• [PROBLEM TO SOLVE]:
Leave the pictures out, and retype all of the material exactly as written.

──────── DATA ENTRIES ────────

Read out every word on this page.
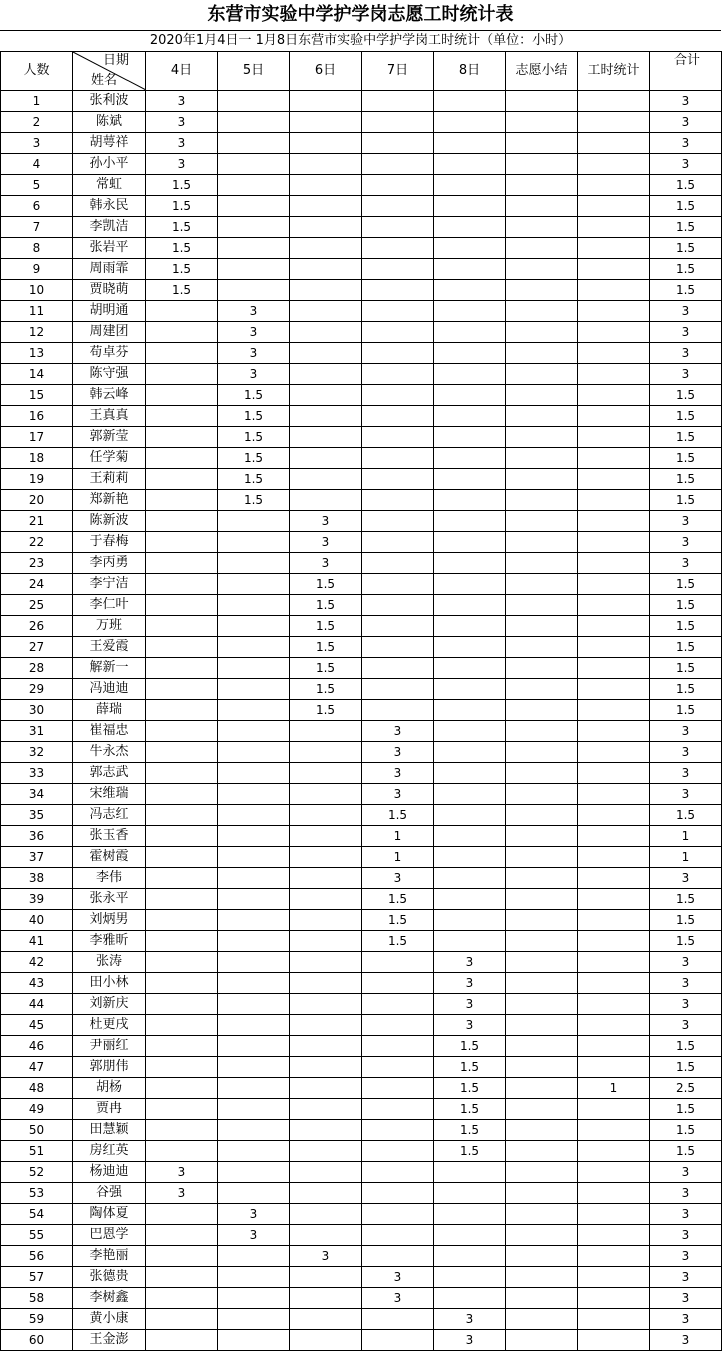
东营市实验中学护学岗志愿工时统计表
2020年1月4日一 1月8日东营市实验中学护学岗工时统计（单位：小时）
人数	日期
姓名	4日	5日	6日	7日	8日	志愿小结	工时统计	合计

1	张利波	3							3
2	陈斌	3							3
3	胡萼祥	3							3
4	孙小平	3							3
5	常虹	1.5							1.5
6	韩永民	1.5							1.5
7	李凯洁	1.5							1.5
8	张岩平	1.5							1.5
9	周雨霏	1.5							1.5
10	贾晓萌	1.5							1.5
11	胡明通		3						3
12	周建团		3						3
13	苟卓芬		3						3
14	陈守强		3						3
15	韩云峰		1.5						1.5
16	王真真		1.5						1.5
17	郭新莹		1.5						1.5
18	任学菊		1.5						1.5
19	王莉莉		1.5						1.5
20	郑新艳		1.5						1.5
21	陈新波			3					3
22	于春梅			3					3
23	李丙勇			3					3
24	李宁洁			1.5					1.5
25	李仁叶			1.5					1.5
26	万班			1.5					1.5
27	王爱霞			1.5					1.5
28	解新一			1.5					1.5
29	冯迪迪			1.5					1.5
30	薛瑞			1.5					1.5
31	崔福忠				3				3
32	牛永杰				3				3
33	郭志武				3				3
34	宋维瑞				3				3
35	冯志红				1.5				1.5
36	张玉香				1				1
37	霍树霞				1				1
38	李伟				3				3
39	张永平				1.5				1.5
40	刘炳男				1.5				1.5
41	李雅昕				1.5				1.5
42	张涛					3			3
43	田小林					3			3
44	刘新庆					3			3
45	杜更戌					3			3
46	尹丽红					1.5			1.5
47	郭朋伟					1.5			1.5
48	胡杨					1.5		1	2.5
49	贾冉					1.5			1.5
50	田慧颖					1.5			1.5
51	房红英					1.5			1.5
52	杨迪迪	3							3
53	谷强	3							3
54	陶体夏		3						3
55	巴恩学		3						3
56	李艳丽			3					3
57	张德贵				3				3
58	李树鑫				3				3
59	黄小康					3			3
60	王金澎					3			3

────────

• [SOLUTION TO THIS EXERCISE]:
Read out every word on this page.
东营市实验中学护学岗志愿工时统计表
2020年1月4日一 1月8日东营市实验中学护学岗工时统计（单位：小时）
人数	日期
姓名	4日	5日	6日	7日	8日	志愿小结	工时统计	合计

1	张利波	3							3
2	陈斌	3							3
3	胡萼祥	3							3
4	孙小平	3							3
5	常虹	1.5							1.5
6	韩永民	1.5							1.5
7	李凯洁	1.5							1.5
8	张岩平	1.5							1.5
9	周雨霏	1.5							1.5
10	贾晓萌	1.5							1.5
11	胡明通		3						3
12	周建团		3						3
13	苟卓芬		3						3
14	陈守强		3						3
15	韩云峰		1.5						1.5
16	王真真		1.5						1.5
17	郭新莹		1.5						1.5
18	任学菊		1.5						1.5
19	王莉莉		1.5						1.5
20	郑新艳		1.5						1.5
21	陈新波			3					3
22	于春梅			3					3
23	李丙勇			3					3
24	李宁洁			1.5					1.5
25	李仁叶			1.5					1.5
26	万班			1.5					1.5
27	王爱霞			1.5					1.5
28	解新一			1.5					1.5
29	冯迪迪			1.5					1.5
30	薛瑞			1.5					1.5
31	崔福忠				3				3
32	牛永杰				3				3
33	郭志武				3				3
34	宋维瑞				3				3
35	冯志红				1.5				1.5
36	张玉香				1				1
37	霍树霞				1				1
38	李伟				3				3
39	张永平				1.5				1.5
40	刘炳男				1.5				1.5
41	李雅昕				1.5				1.5
42	张涛					3			3
43	田小林					3			3
44	刘新庆					3			3
45	杜更戌					3			3
46	尹丽红					1.5			1.5
47	郭朋伟					1.5			1.5
48	胡杨					1.5		1	2.5
49	贾冉					1.5			1.5
50	田慧颖					1.5			1.5
51	房红英					1.5			1.5
52	杨迪迪	3							3
53	谷强	3							3
54	陶体夏		3						3
55	巴恩学		3						3
56	李艳丽			3					3
57	张德贵				3				3
58	李树鑫				3				3
59	黄小康					3			3
60	王金澎					3			3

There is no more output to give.